> STATED TASK
Please quote every line word for word.

> ENTRIES
* start *

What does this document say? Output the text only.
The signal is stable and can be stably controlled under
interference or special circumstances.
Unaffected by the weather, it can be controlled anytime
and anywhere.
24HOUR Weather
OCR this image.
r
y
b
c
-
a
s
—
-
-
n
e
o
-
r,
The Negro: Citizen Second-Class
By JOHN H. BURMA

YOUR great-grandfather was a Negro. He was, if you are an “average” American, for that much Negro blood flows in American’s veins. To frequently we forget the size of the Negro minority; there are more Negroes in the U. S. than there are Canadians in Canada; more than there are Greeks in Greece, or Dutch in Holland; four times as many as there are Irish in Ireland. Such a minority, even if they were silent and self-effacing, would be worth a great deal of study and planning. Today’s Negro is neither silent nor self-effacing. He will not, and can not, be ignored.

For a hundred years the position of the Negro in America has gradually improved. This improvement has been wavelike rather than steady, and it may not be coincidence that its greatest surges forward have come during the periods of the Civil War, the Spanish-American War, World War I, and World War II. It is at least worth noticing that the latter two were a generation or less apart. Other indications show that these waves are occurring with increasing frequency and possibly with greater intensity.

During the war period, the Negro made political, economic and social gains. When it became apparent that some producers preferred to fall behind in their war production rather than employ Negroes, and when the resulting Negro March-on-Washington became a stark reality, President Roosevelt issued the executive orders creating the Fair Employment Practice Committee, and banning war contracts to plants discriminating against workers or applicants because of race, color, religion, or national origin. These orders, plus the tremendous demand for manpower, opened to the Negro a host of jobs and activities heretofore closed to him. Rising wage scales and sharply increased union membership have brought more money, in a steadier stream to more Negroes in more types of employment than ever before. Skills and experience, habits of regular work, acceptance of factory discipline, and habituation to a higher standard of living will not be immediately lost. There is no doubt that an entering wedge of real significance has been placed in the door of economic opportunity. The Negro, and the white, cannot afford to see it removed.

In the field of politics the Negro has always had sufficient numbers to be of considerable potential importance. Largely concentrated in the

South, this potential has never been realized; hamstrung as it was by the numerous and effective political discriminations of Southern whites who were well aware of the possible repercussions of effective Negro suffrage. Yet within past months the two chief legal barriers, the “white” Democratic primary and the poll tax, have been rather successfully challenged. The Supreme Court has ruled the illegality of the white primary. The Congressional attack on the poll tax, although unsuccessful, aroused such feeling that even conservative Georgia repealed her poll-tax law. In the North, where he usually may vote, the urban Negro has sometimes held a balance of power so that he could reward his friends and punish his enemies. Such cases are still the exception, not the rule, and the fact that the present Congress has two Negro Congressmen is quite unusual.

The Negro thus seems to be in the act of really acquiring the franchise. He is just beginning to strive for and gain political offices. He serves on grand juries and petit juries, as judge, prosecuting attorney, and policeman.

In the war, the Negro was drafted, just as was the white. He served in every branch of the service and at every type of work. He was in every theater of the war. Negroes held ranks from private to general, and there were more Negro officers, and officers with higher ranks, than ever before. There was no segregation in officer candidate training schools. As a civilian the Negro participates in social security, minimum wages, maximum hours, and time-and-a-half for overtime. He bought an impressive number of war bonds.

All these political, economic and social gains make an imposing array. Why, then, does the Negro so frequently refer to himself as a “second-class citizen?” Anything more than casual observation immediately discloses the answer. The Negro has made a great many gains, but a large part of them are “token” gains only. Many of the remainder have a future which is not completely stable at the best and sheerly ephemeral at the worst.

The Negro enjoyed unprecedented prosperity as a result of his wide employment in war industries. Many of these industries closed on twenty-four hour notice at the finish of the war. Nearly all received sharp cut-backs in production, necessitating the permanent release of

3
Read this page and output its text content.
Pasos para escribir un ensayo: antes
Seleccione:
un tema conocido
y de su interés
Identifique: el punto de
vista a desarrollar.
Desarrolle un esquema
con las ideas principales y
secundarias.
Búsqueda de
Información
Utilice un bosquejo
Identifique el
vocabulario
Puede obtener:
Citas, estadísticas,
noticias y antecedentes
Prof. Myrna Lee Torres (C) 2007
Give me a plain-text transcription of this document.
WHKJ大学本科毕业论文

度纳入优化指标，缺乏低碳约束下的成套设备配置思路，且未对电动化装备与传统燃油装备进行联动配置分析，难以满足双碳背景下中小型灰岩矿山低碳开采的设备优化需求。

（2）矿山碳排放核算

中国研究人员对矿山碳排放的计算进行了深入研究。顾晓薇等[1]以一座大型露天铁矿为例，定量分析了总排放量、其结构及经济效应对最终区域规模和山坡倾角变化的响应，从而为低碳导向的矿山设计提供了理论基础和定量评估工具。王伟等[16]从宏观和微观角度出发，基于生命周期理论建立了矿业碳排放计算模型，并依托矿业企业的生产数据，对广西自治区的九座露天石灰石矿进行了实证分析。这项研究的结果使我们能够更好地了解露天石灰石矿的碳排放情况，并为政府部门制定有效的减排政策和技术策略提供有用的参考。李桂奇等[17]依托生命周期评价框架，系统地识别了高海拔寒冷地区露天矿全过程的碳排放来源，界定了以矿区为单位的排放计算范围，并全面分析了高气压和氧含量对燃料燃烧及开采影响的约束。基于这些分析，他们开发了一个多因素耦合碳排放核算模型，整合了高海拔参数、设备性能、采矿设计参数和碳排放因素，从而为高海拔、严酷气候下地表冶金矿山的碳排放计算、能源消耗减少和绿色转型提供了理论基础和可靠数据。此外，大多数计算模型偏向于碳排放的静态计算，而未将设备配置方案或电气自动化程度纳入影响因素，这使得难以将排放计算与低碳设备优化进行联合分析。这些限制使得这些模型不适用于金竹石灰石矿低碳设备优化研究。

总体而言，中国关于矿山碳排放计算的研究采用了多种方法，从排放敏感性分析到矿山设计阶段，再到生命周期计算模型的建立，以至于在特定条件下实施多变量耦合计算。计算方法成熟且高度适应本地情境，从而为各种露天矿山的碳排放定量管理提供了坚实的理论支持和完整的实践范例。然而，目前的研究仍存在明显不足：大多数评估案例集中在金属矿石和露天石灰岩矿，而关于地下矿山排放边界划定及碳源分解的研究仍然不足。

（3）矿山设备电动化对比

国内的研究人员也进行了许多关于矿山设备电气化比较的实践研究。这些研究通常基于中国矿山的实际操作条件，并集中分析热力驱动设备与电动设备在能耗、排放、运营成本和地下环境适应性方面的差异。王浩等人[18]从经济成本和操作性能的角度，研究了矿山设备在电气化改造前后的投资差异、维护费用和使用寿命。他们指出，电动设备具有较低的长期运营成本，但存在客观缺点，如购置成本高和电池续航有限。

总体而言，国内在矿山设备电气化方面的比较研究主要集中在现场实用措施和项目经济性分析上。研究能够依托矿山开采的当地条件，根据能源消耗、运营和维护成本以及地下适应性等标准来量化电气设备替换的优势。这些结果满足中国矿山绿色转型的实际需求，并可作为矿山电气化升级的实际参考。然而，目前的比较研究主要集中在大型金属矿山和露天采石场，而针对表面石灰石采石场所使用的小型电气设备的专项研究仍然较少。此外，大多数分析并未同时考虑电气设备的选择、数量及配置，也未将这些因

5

* end *

> TASK OUTPUT
What does this document say? Output the text only.
The signal is stable and can be stably controlled under
interference or special circumstances.
Unaffected by the weather, it can be controlled anytime
and anywhere.
24HOUR Weather
OCR this image.
r
y
b
c
-
a
s
—
-
-
n
e
o
-
r,
The Negro: Citizen Second-Class
By JOHN H. BURMA

YOUR great-grandfather was a Negro. He was, if you are an “average” American, for that much Negro blood flows in American’s veins. To frequently we forget the size of the Negro minority; there are more Negroes in the U. S. than there are Canadians in Canada; more than there are Greeks in Greece, or Dutch in Holland; four times as many as there are Irish in Ireland. Such a minority, even if they were silent and self-effacing, would be worth a great deal of study and planning. Today’s Negro is neither silent nor self-effacing. He will not, and can not, be ignored.

For a hundred years the position of the Negro in America has gradually improved. This improvement has been wavelike rather than steady, and it may not be coincidence that its greatest surges forward have come during the periods of the Civil War, the Spanish-American War, World War I, and World War II. It is at least worth noticing that the latter two were a generation or less apart. Other indications show that these waves are occurring with increasing frequency and possibly with greater intensity.

During the war period, the Negro made political, economic and social gains. When it became apparent that some producers preferred to fall behind in their war production rather than employ Negroes, and when the resulting Negro March-on-Washington became a stark reality, President Roosevelt issued the executive orders creating the Fair Employment Practice Committee, and banning war contracts to plants discriminating against workers or applicants because of race, color, religion, or national origin. These orders, plus the tremendous demand for manpower, opened to the Negro a host of jobs and activities heretofore closed to him. Rising wage scales and sharply increased union membership have brought more money, in a steadier stream to more Negroes in more types of employment than ever before. Skills and experience, habits of regular work, acceptance of factory discipline, and habituation to a higher standard of living will not be immediately lost. There is no doubt that an entering wedge of real significance has been placed in the door of economic opportunity. The Negro, and the white, cannot afford to see it removed.

In the field of politics the Negro has always had sufficient numbers to be of considerable potential importance. Largely concentrated in the

South, this potential has never been realized; hamstrung as it was by the numerous and effective political discriminations of Southern whites who were well aware of the possible repercussions of effective Negro suffrage. Yet within past months the two chief legal barriers, the “white” Democratic primary and the poll tax, have been rather successfully challenged. The Supreme Court has ruled the illegality of the white primary. The Congressional attack on the poll tax, although unsuccessful, aroused such feeling that even conservative Georgia repealed her poll-tax law. In the North, where he usually may vote, the urban Negro has sometimes held a balance of power so that he could reward his friends and punish his enemies. Such cases are still the exception, not the rule, and the fact that the present Congress has two Negro Congressmen is quite unusual.

The Negro thus seems to be in the act of really acquiring the franchise. He is just beginning to strive for and gain political offices. He serves on grand juries and petit juries, as judge, prosecuting attorney, and policeman.

In the war, the Negro was drafted, just as was the white. He served in every branch of the service and at every type of work. He was in every theater of the war. Negroes held ranks from private to general, and there were more Negro officers, and officers with higher ranks, than ever before. There was no segregation in officer candidate training schools. As a civilian the Negro participates in social security, minimum wages, maximum hours, and time-and-a-half for overtime. He bought an impressive number of war bonds.

All these political, economic and social gains make an imposing array. Why, then, does the Negro so frequently refer to himself as a “second-class citizen?” Anything more than casual observation immediately discloses the answer. The Negro has made a great many gains, but a large part of them are “token” gains only. Many of the remainder have a future which is not completely stable at the best and sheerly ephemeral at the worst.

The Negro enjoyed unprecedented prosperity as a result of his wide employment in war industries. Many of these industries closed on twenty-four hour notice at the finish of the war. Nearly all received sharp cut-backs in production, necessitating the permanent release of

3
Read this page and output its text content.
Pasos para escribir un ensayo: antes
Seleccione:
un tema conocido
y de su interés
Identifique: el punto de
vista a desarrollar.
Desarrolle un esquema
con las ideas principales y
secundarias.
Búsqueda de
Información
Utilice un bosquejo
Identifique el
vocabulario
Puede obtener:
Citas, estadísticas,
noticias y antecedentes
Prof. Myrna Lee Torres (C) 2007
Give me a plain-text transcription of this document.
WHKJ大学本科毕业论文

度纳入优化指标，缺乏低碳约束下的成套设备配置思路，且未对电动化装备与传统燃油装备进行联动配置分析，难以满足双碳背景下中小型灰岩矿山低碳开采的设备优化需求。

（2）矿山碳排放核算

中国研究人员对矿山碳排放的计算进行了深入研究。顾晓薇等[1]以一座大型露天铁矿为例，定量分析了总排放量、其结构及经济效应对最终区域规模和山坡倾角变化的响应，从而为低碳导向的矿山设计提供了理论基础和定量评估工具。王伟等[16]从宏观和微观角度出发，基于生命周期理论建立了矿业碳排放计算模型，并依托矿业企业的生产数据，对广西自治区的九座露天石灰石矿进行了实证分析。这项研究的结果使我们能够更好地了解露天石灰石矿的碳排放情况，并为政府部门制定有效的减排政策和技术策略提供有用的参考。李桂奇等[17]依托生命周期评价框架，系统地识别了高海拔寒冷地区露天矿全过程的碳排放来源，界定了以矿区为单位的排放计算范围，并全面分析了高气压和氧含量对燃料燃烧及开采影响的约束。基于这些分析，他们开发了一个多因素耦合碳排放核算模型，整合了高海拔参数、设备性能、采矿设计参数和碳排放因素，从而为高海拔、严酷气候下地表冶金矿山的碳排放计算、能源消耗减少和绿色转型提供了理论基础和可靠数据。此外，大多数计算模型偏向于碳排放的静态计算，而未将设备配置方案或电气自动化程度纳入影响因素，这使得难以将排放计算与低碳设备优化进行联合分析。这些限制使得这些模型不适用于金竹石灰石矿低碳设备优化研究。

总体而言，中国关于矿山碳排放计算的研究采用了多种方法，从排放敏感性分析到矿山设计阶段，再到生命周期计算模型的建立，以至于在特定条件下实施多变量耦合计算。计算方法成熟且高度适应本地情境，从而为各种露天矿山的碳排放定量管理提供了坚实的理论支持和完整的实践范例。然而，目前的研究仍存在明显不足：大多数评估案例集中在金属矿石和露天石灰岩矿，而关于地下矿山排放边界划定及碳源分解的研究仍然不足。

（3）矿山设备电动化对比

国内的研究人员也进行了许多关于矿山设备电气化比较的实践研究。这些研究通常基于中国矿山的实际操作条件，并集中分析热力驱动设备与电动设备在能耗、排放、运营成本和地下环境适应性方面的差异。王浩等人[18]从经济成本和操作性能的角度，研究了矿山设备在电气化改造前后的投资差异、维护费用和使用寿命。他们指出，电动设备具有较低的长期运营成本，但存在客观缺点，如购置成本高和电池续航有限。

总体而言，国内在矿山设备电气化方面的比较研究主要集中在现场实用措施和项目经济性分析上。研究能够依托矿山开采的当地条件，根据能源消耗、运营和维护成本以及地下适应性等标准来量化电气设备替换的优势。这些结果满足中国矿山绿色转型的实际需求，并可作为矿山电气化升级的实际参考。然而，目前的比较研究主要集中在大型金属矿山和露天采石场，而针对表面石灰石采石场所使用的小型电气设备的专项研究仍然较少。此外，大多数分析并未同时考虑电气设备的选择、数量及配置，也未将这些因

5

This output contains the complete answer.